*BRIEF*
Output the entries below exactly as written, omitting pictures.

*DATA FOR THIS EXERCISE*
▬▬▬▬▬▬▬▬▬▬
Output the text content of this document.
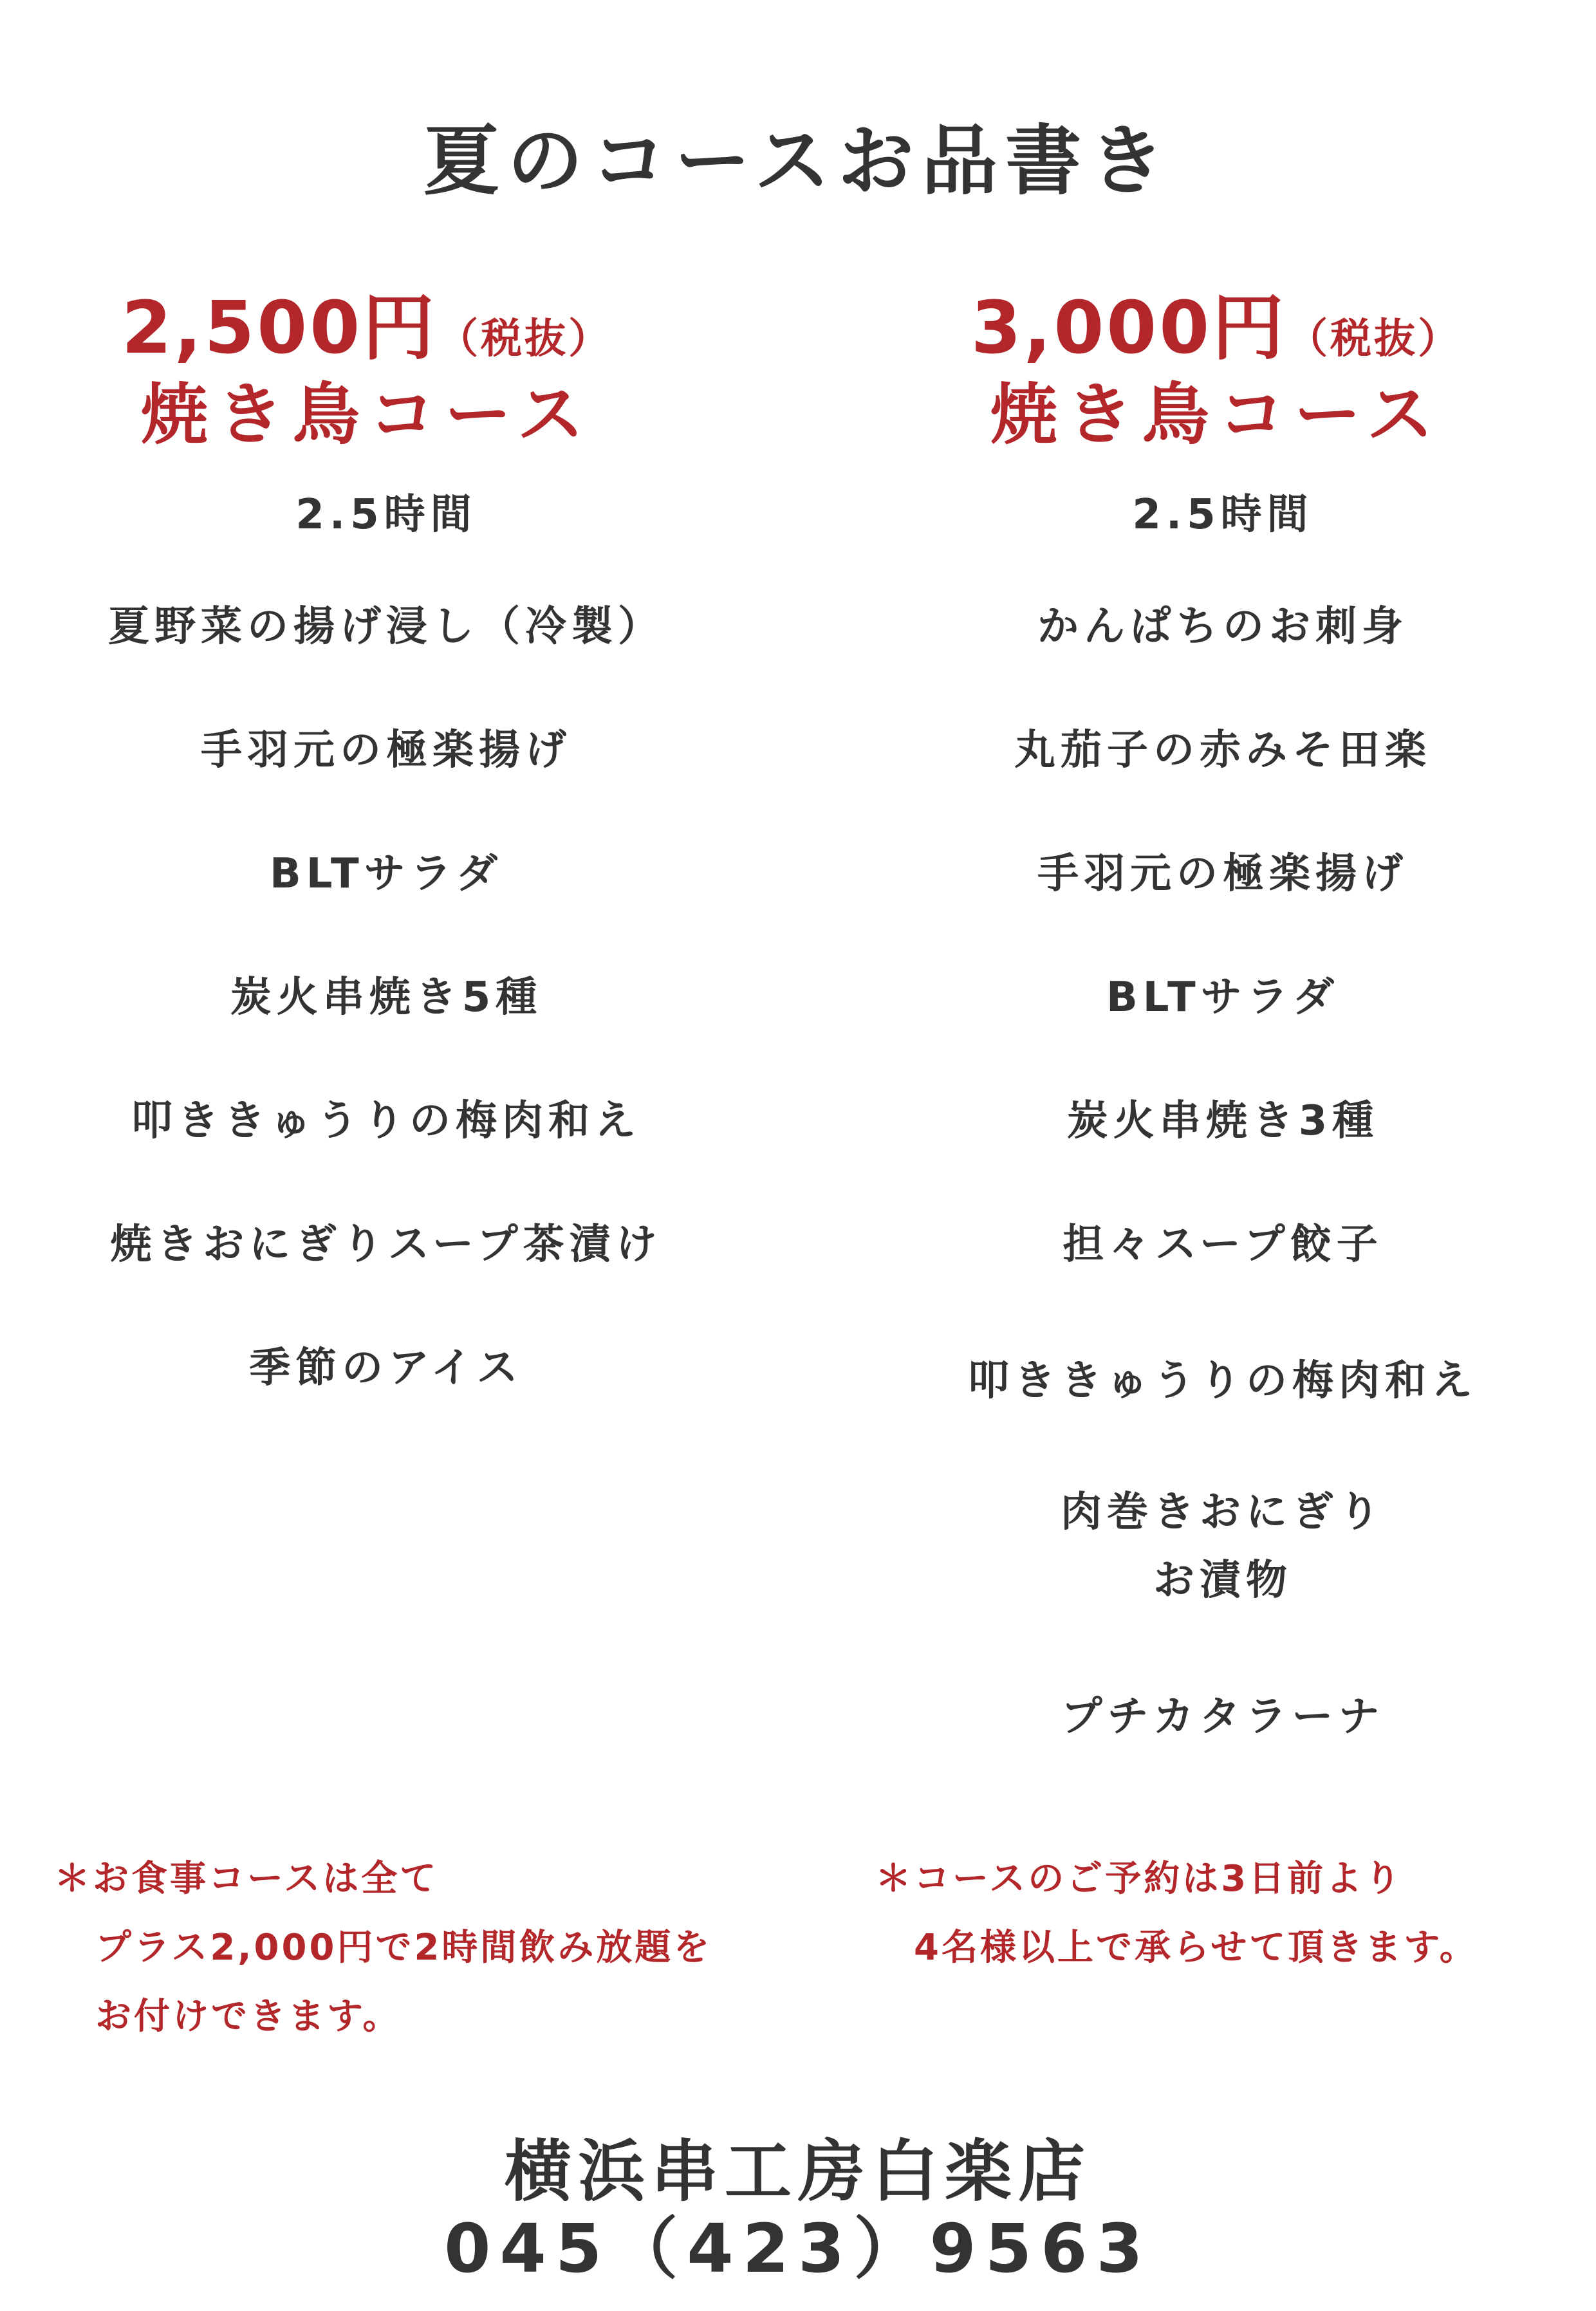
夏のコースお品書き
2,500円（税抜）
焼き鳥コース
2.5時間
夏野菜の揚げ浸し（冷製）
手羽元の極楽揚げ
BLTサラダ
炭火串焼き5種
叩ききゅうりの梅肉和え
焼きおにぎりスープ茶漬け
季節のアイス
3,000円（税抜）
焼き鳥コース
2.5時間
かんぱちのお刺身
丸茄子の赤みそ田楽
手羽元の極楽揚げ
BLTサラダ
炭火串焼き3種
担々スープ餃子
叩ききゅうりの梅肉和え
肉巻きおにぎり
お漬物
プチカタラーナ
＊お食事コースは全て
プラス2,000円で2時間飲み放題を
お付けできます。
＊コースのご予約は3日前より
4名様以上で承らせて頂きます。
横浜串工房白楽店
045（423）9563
▬▬▬▬▬▬▬▬▬▬
*SOLUTION*
Output the text content of this document.
夏のコースお品書き
2,500円（税抜）
焼き鳥コース
2.5時間
夏野菜の揚げ浸し（冷製）
手羽元の極楽揚げ
BLTサラダ
炭火串焼き5種
叩ききゅうりの梅肉和え
焼きおにぎりスープ茶漬け
季節のアイス
3,000円（税抜）
焼き鳥コース
2.5時間
かんぱちのお刺身
丸茄子の赤みそ田楽
手羽元の極楽揚げ
BLTサラダ
炭火串焼き3種
担々スープ餃子
叩ききゅうりの梅肉和え
肉巻きおにぎり
お漬物
プチカタラーナ
＊お食事コースは全て
プラス2,000円で2時間飲み放題を
お付けできます。
＊コースのご予約は3日前より
4名様以上で承らせて頂きます。
横浜串工房白楽店
045（423）9563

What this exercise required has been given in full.